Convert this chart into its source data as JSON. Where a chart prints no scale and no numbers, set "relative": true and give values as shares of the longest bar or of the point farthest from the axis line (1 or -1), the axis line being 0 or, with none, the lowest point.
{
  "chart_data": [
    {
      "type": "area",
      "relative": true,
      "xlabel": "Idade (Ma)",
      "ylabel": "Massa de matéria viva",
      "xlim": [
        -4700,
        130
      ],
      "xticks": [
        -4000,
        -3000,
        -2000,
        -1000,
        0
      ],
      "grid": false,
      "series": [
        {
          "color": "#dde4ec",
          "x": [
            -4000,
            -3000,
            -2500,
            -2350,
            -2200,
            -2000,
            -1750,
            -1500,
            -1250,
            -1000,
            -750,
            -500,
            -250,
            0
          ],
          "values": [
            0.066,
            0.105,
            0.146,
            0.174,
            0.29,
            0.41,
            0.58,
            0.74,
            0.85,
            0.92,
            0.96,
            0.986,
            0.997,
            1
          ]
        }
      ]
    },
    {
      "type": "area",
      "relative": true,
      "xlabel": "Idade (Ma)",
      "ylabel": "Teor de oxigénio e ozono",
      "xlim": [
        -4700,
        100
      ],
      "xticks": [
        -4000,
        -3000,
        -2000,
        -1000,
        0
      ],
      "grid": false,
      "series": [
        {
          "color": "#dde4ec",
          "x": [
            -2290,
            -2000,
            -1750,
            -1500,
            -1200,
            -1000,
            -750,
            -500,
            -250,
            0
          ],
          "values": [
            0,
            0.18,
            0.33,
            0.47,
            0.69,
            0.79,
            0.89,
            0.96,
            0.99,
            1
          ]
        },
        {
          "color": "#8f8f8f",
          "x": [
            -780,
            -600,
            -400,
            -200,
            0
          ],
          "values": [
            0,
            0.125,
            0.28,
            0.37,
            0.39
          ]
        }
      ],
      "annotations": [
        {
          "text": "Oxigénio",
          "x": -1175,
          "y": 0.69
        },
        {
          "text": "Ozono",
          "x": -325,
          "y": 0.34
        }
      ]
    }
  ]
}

◆ **JOB**
Reproduce the material above without altering a single character.

◆ **ANSWER TO THE TASK**
Convert this chart into its source data as JSON. Where a chart prints no scale and no numbers, set "relative": true and give values as shares of the longest bar or of the point farthest from the axis line (1 or -1), the axis line being 0 or, with none, the lowest point.
{
  "chart_data": [
    {
      "type": "area",
      "relative": true,
      "xlabel": "Idade (Ma)",
      "ylabel": "Massa de matéria viva",
      "xlim": [
        -4700,
        130
      ],
      "xticks": [
        -4000,
        -3000,
        -2000,
        -1000,
        0
      ],
      "grid": false,
      "series": [
        {
          "color": "#dde4ec",
          "x": [
            -4000,
            -3000,
            -2500,
            -2350,
            -2200,
            -2000,
            -1750,
            -1500,
            -1250,
            -1000,
            -750,
            -500,
            -250,
            0
          ],
          "values": [
            0.066,
            0.105,
            0.146,
            0.174,
            0.29,
            0.41,
            0.58,
            0.74,
            0.85,
            0.92,
            0.96,
            0.986,
            0.997,
            1
          ]
        }
      ]
    },
    {
      "type": "area",
      "relative": true,
      "xlabel": "Idade (Ma)",
      "ylabel": "Teor de oxigénio e ozono",
      "xlim": [
        -4700,
        100
      ],
      "xticks": [
        -4000,
        -3000,
        -2000,
        -1000,
        0
      ],
      "grid": false,
      "series": [
        {
          "color": "#dde4ec",
          "x": [
            -2290,
            -2000,
            -1750,
            -1500,
            -1200,
            -1000,
            -750,
            -500,
            -250,
            0
          ],
          "values": [
            0,
            0.18,
            0.33,
            0.47,
            0.69,
            0.79,
            0.89,
            0.96,
            0.99,
            1
          ]
        },
        {
          "color": "#8f8f8f",
          "x": [
            -780,
            -600,
            -400,
            -200,
            0
          ],
          "values": [
            0,
            0.125,
            0.28,
            0.37,
            0.39
          ]
        }
      ],
      "annotations": [
        {
          "text": "Oxigénio",
          "x": -1175,
          "y": 0.69
        },
        {
          "text": "Ozono",
          "x": -325,
          "y": 0.34
        }
      ]
    }
  ]
}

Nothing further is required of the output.